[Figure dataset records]
━━━━

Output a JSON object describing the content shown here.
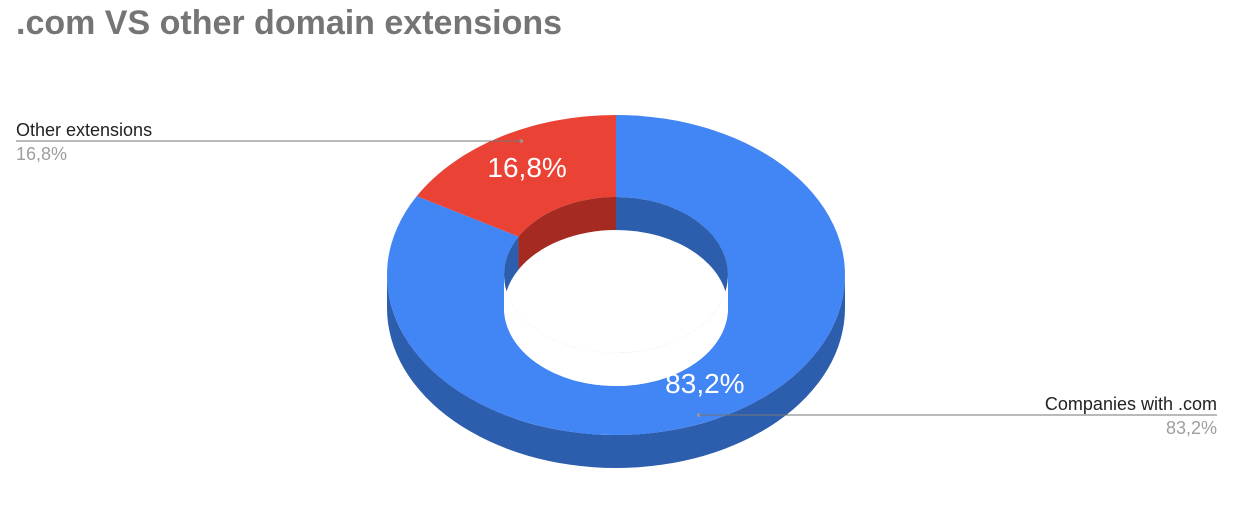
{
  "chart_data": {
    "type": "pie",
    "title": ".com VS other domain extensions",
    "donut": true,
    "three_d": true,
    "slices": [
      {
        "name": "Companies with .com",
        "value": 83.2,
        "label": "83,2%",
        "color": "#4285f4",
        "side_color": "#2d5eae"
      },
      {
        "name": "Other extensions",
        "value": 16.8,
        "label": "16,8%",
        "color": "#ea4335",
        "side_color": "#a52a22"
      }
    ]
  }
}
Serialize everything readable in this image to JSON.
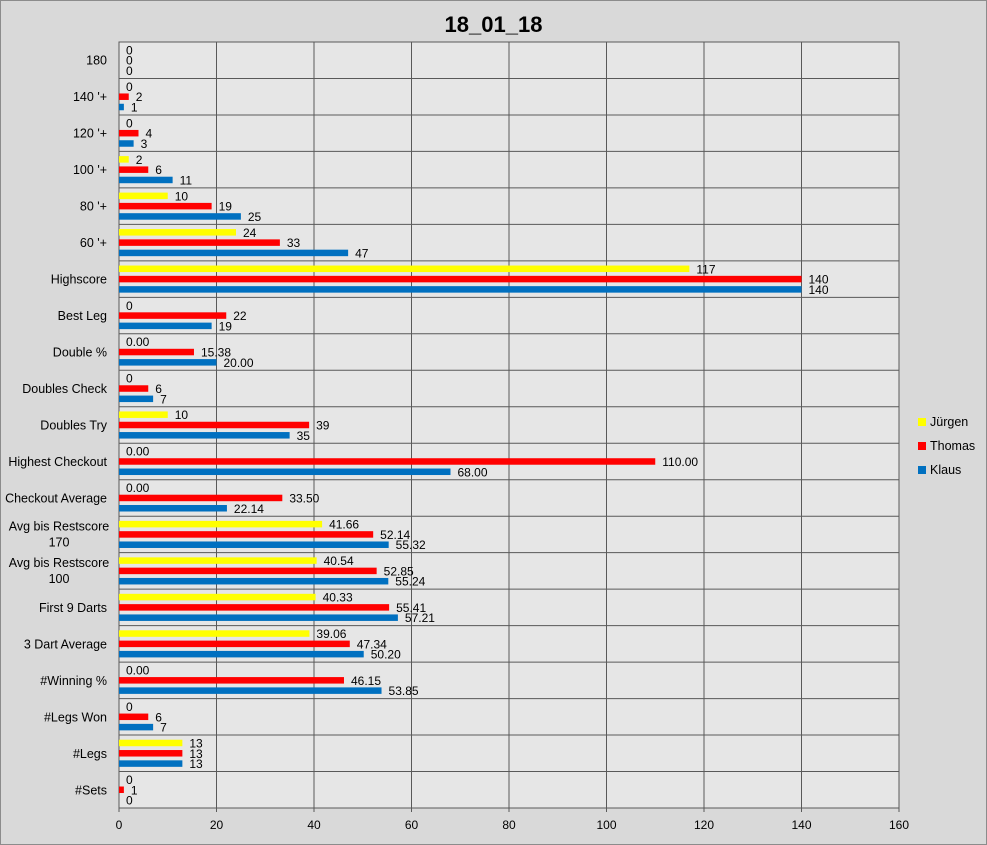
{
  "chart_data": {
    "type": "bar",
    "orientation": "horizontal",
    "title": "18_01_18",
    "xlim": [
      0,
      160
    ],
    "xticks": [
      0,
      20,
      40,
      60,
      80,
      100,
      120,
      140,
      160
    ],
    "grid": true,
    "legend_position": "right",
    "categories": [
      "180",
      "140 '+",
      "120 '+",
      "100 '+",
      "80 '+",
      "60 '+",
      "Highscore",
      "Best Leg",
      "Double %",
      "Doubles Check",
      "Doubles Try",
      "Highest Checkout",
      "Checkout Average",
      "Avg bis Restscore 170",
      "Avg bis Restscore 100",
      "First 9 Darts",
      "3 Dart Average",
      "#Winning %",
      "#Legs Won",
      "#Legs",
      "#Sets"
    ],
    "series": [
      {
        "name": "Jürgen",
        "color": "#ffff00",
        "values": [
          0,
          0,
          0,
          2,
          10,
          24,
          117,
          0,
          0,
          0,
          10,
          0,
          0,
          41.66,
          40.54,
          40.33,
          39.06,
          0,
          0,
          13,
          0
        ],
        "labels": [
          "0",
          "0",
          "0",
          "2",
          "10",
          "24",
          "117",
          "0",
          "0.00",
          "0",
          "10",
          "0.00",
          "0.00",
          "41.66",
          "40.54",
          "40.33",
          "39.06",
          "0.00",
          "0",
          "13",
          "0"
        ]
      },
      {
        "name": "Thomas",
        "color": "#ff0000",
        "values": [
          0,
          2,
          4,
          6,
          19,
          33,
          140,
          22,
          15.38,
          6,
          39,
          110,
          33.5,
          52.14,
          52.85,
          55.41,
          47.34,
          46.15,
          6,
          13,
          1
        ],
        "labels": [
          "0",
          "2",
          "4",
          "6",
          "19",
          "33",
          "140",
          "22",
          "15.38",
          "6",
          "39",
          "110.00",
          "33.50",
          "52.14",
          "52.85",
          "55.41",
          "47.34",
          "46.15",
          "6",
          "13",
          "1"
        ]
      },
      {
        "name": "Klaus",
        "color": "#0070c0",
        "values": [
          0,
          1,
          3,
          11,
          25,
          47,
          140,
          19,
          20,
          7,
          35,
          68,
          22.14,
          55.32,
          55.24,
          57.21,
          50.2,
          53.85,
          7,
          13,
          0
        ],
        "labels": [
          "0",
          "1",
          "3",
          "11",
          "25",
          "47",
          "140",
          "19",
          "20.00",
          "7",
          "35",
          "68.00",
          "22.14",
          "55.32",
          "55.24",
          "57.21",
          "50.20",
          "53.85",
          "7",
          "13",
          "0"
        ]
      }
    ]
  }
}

━━━━

▶ What is being asked: Repeat the entries exactly. Pictures are excluded from the copy.

▶ Result of the task:
Output a JSON object describing the content shown here.
{
  "chart_data": {
    "type": "pie",
    "title": ".com VS other domain extensions",
    "donut": true,
    "three_d": true,
    "slices": [
      {
        "name": "Companies with .com",
        "value": 83.2,
        "label": "83,2%",
        "color": "#4285f4",
        "side_color": "#2d5eae"
      },
      {
        "name": "Other extensions",
        "value": 16.8,
        "label": "16,8%",
        "color": "#ea4335",
        "side_color": "#a52a22"
      }
    ]
  }
}
Serialize everything readable in this image to JSON.
{
  "chart_data": {
    "type": "bar",
    "orientation": "horizontal",
    "title": "18_01_18",
    "xlim": [
      0,
      160
    ],
    "xticks": [
      0,
      20,
      40,
      60,
      80,
      100,
      120,
      140,
      160
    ],
    "grid": true,
    "legend_position": "right",
    "categories": [
      "180",
      "140 '+",
      "120 '+",
      "100 '+",
      "80 '+",
      "60 '+",
      "Highscore",
      "Best Leg",
      "Double %",
      "Doubles Check",
      "Doubles Try",
      "Highest Checkout",
      "Checkout Average",
      "Avg bis Restscore 170",
      "Avg bis Restscore 100",
      "First 9 Darts",
      "3 Dart Average",
      "#Winning %",
      "#Legs Won",
      "#Legs",
      "#Sets"
    ],
    "series": [
      {
        "name": "Jürgen",
        "color": "#ffff00",
        "values": [
          0,
          0,
          0,
          2,
          10,
          24,
          117,
          0,
          0,
          0,
          10,
          0,
          0,
          41.66,
          40.54,
          40.33,
          39.06,
          0,
          0,
          13,
          0
        ],
        "labels": [
          "0",
          "0",
          "0",
          "2",
          "10",
          "24",
          "117",
          "0",
          "0.00",
          "0",
          "10",
          "0.00",
          "0.00",
          "41.66",
          "40.54",
          "40.33",
          "39.06",
          "0.00",
          "0",
          "13",
          "0"
        ]
      },
      {
        "name": "Thomas",
        "color": "#ff0000",
        "values": [
          0,
          2,
          4,
          6,
          19,
          33,
          140,
          22,
          15.38,
          6,
          39,
          110,
          33.5,
          52.14,
          52.85,
          55.41,
          47.34,
          46.15,
          6,
          13,
          1
        ],
        "labels": [
          "0",
          "2",
          "4",
          "6",
          "19",
          "33",
          "140",
          "22",
          "15.38",
          "6",
          "39",
          "110.00",
          "33.50",
          "52.14",
          "52.85",
          "55.41",
          "47.34",
          "46.15",
          "6",
          "13",
          "1"
        ]
      },
      {
        "name": "Klaus",
        "color": "#0070c0",
        "values": [
          0,
          1,
          3,
          11,
          25,
          47,
          140,
          19,
          20,
          7,
          35,
          68,
          22.14,
          55.32,
          55.24,
          57.21,
          50.2,
          53.85,
          7,
          13,
          0
        ],
        "labels": [
          "0",
          "1",
          "3",
          "11",
          "25",
          "47",
          "140",
          "19",
          "20.00",
          "7",
          "35",
          "68.00",
          "22.14",
          "55.32",
          "55.24",
          "57.21",
          "50.20",
          "53.85",
          "7",
          "13",
          "0"
        ]
      }
    ]
  }
}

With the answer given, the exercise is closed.